__Your task__. Exclude the pictures and retype the entries as written.

++++++++++

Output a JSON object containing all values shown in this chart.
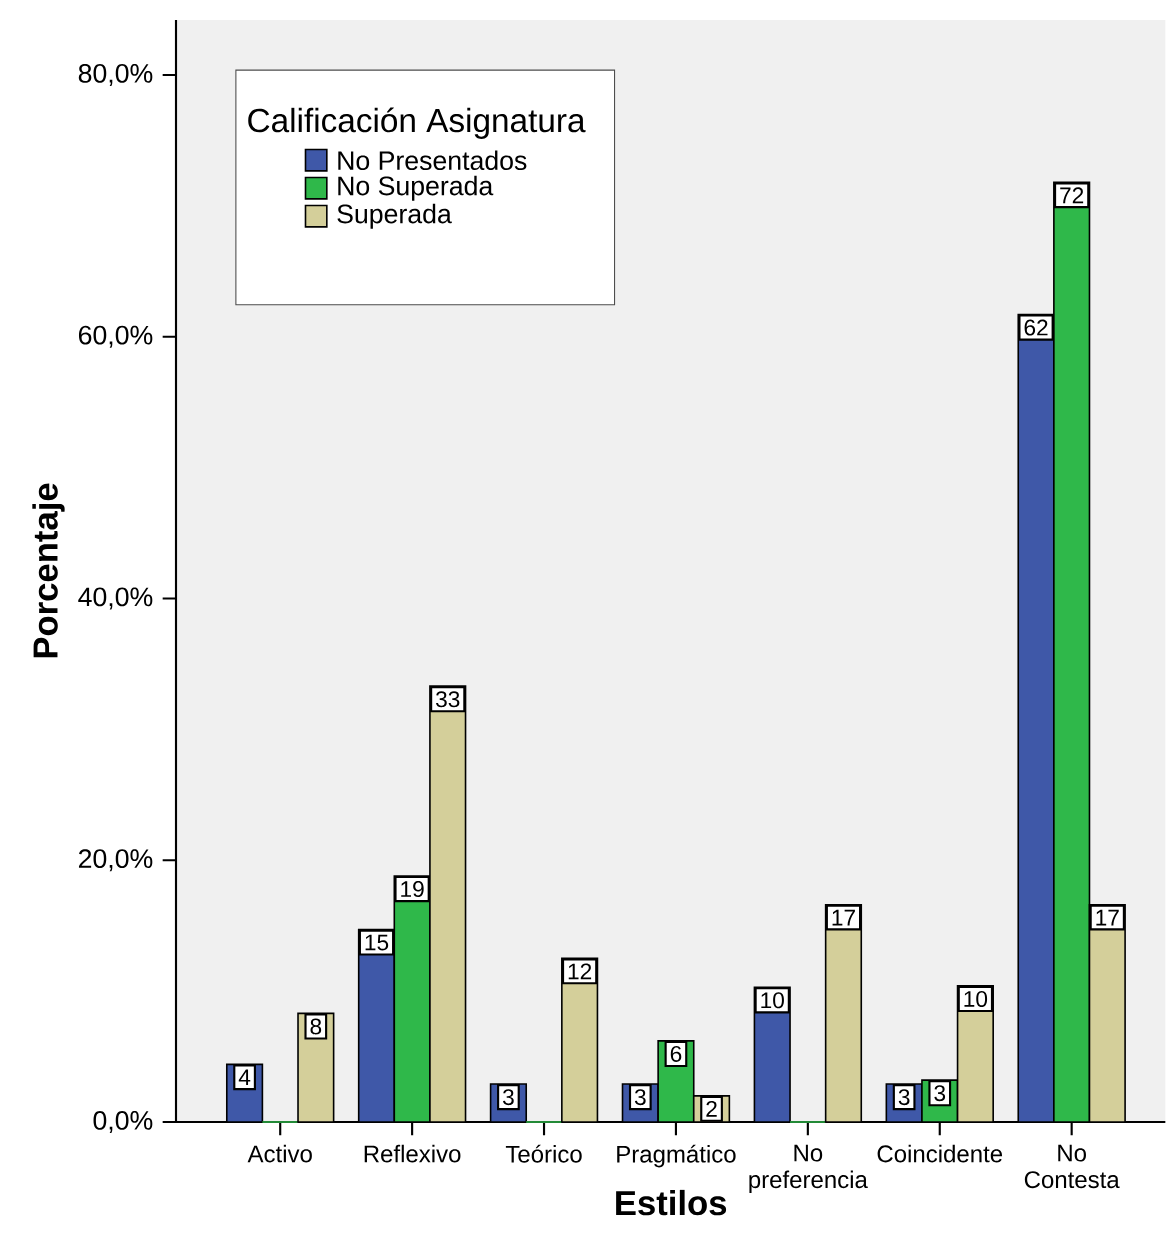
{
  "chart_data": {
    "type": "bar",
    "xlabel": "Estilos",
    "ylabel": "Porcentaje",
    "legend_title": "Calificación Asignatura",
    "categories": [
      "Activo",
      "Reflexivo",
      "Teórico",
      "Pragmático",
      "No preferencia",
      "Coincidente",
      "No Contesta"
    ],
    "series": [
      {
        "name": "No Presentados",
        "color": "#3f58a8",
        "values": [
          4.4,
          14.7,
          2.9,
          2.9,
          10.3,
          2.9,
          61.7
        ],
        "value_labels": [
          "4",
          "15",
          "3",
          "3",
          "10",
          "3",
          "62"
        ]
      },
      {
        "name": "No Superada",
        "color": "#2fb84a",
        "values": [
          0,
          18.8,
          0,
          6.2,
          0,
          3.2,
          71.8
        ],
        "value_labels": [
          null,
          "19",
          null,
          "6",
          null,
          "3",
          "72"
        ]
      },
      {
        "name": "Superada",
        "color": "#d4cf9a",
        "values": [
          8.3,
          33.3,
          12.5,
          2.0,
          16.6,
          10.4,
          16.6
        ],
        "value_labels": [
          "8",
          "33",
          "12",
          "2",
          "17",
          "10",
          "17"
        ]
      }
    ],
    "ylim": [
      0,
      84.2
    ],
    "yticks": [
      {
        "value": 0,
        "label": "0,0%"
      },
      {
        "value": 20,
        "label": "20,0%"
      },
      {
        "value": 40,
        "label": "40,0%"
      },
      {
        "value": 60,
        "label": "60,0%"
      },
      {
        "value": 80,
        "label": "80,0%"
      }
    ],
    "legend": "top left",
    "grid": false
  }
}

++++++++++

__Result of this task__.
Output a JSON object containing all values shown in this chart.
{
  "chart_data": {
    "type": "bar",
    "xlabel": "Estilos",
    "ylabel": "Porcentaje",
    "legend_title": "Calificación Asignatura",
    "categories": [
      "Activo",
      "Reflexivo",
      "Teórico",
      "Pragmático",
      "No preferencia",
      "Coincidente",
      "No Contesta"
    ],
    "series": [
      {
        "name": "No Presentados",
        "color": "#3f58a8",
        "values": [
          4.4,
          14.7,
          2.9,
          2.9,
          10.3,
          2.9,
          61.7
        ],
        "value_labels": [
          "4",
          "15",
          "3",
          "3",
          "10",
          "3",
          "62"
        ]
      },
      {
        "name": "No Superada",
        "color": "#2fb84a",
        "values": [
          0,
          18.8,
          0,
          6.2,
          0,
          3.2,
          71.8
        ],
        "value_labels": [
          null,
          "19",
          null,
          "6",
          null,
          "3",
          "72"
        ]
      },
      {
        "name": "Superada",
        "color": "#d4cf9a",
        "values": [
          8.3,
          33.3,
          12.5,
          2.0,
          16.6,
          10.4,
          16.6
        ],
        "value_labels": [
          "8",
          "33",
          "12",
          "2",
          "17",
          "10",
          "17"
        ]
      }
    ],
    "ylim": [
      0,
      84.2
    ],
    "yticks": [
      {
        "value": 0,
        "label": "0,0%"
      },
      {
        "value": 20,
        "label": "20,0%"
      },
      {
        "value": 40,
        "label": "40,0%"
      },
      {
        "value": 60,
        "label": "60,0%"
      },
      {
        "value": 80,
        "label": "80,0%"
      }
    ],
    "legend": "top left",
    "grid": false
  }
}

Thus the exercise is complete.